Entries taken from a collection
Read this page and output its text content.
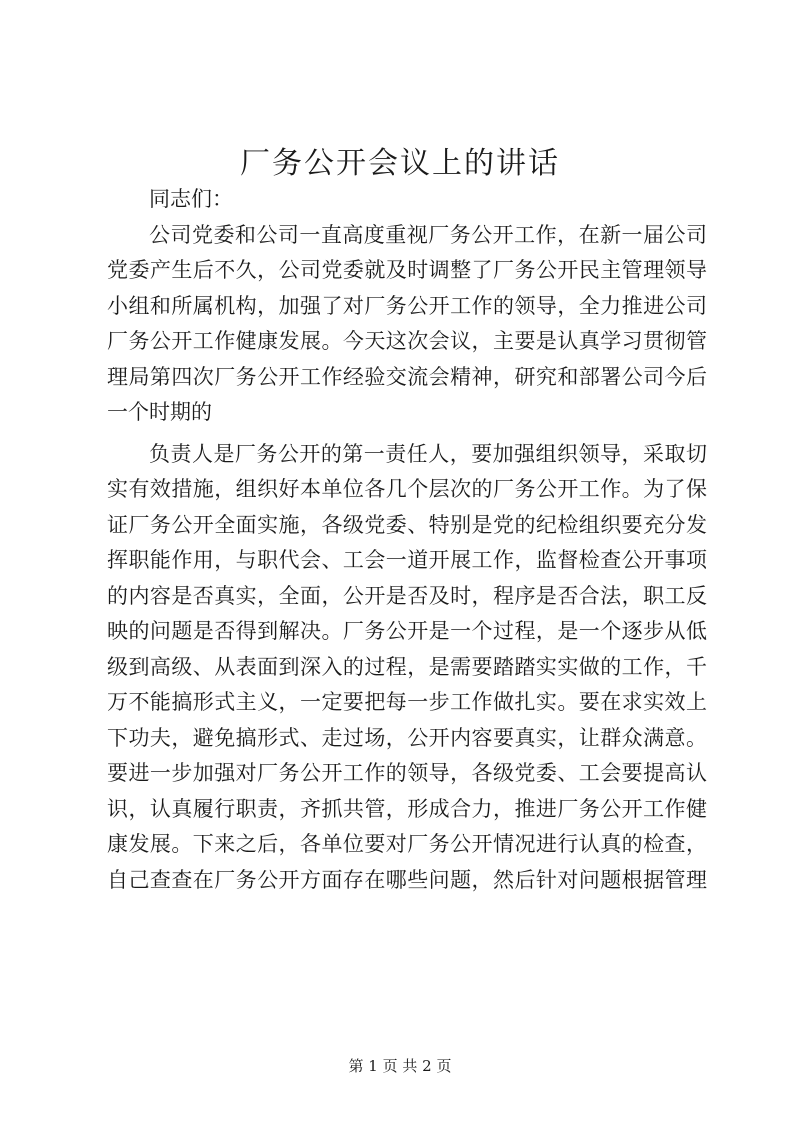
厂务公开会议上的讲话
同志们：
公司党委和公司一直高度重视厂务公开工作，在新一届公司
党委产生后不久，公司党委就及时调整了厂务公开民主管理领导
小组和所属机构，加强了对厂务公开工作的领导，全力推进公司
厂务公开工作健康发展。今天这次会议，主要是认真学习贯彻管
理局第四次厂务公开工作经验交流会精神，研究和部署公司今后
一个时期的
负责人是厂务公开的第一责任人，要加强组织领导，采取切
实有效措施，组织好本单位各几个层次的厂务公开工作。为了保
证厂务公开全面实施，各级党委、特别是党的纪检组织要充分发
挥职能作用，与职代会、工会一道开展工作，监督检查公开事项
的内容是否真实，全面，公开是否及时，程序是否合法，职工反
映的问题是否得到解决。厂务公开是一个过程，是一个逐步从低
级到高级、从表面到深入的过程，是需要踏踏实实做的工作，千
万不能搞形式主义，一定要把每一步工作做扎实。要在求实效上
下功夫，避免搞形式、走过场，公开内容要真实，让群众满意。
要进一步加强对厂务公开工作的领导，各级党委、工会要提高认
识，认真履行职责，齐抓共管，形成合力，推进厂务公开工作健
康发展。下来之后，各单位要对厂务公开情况进行认真的检查，
自己查查在厂务公开方面存在哪些问题，然后针对问题根据管理
第 1 页 共 2 页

§ REQUIREMENTS: Show the lines of the data that hold the word "各级党委".

§ EXERCISE SOLUTION:
证厂务公开全面实施，各级党委、特别是党的纪检组织要充分发
要进一步加强对厂务公开工作的领导，各级党委、工会要提高认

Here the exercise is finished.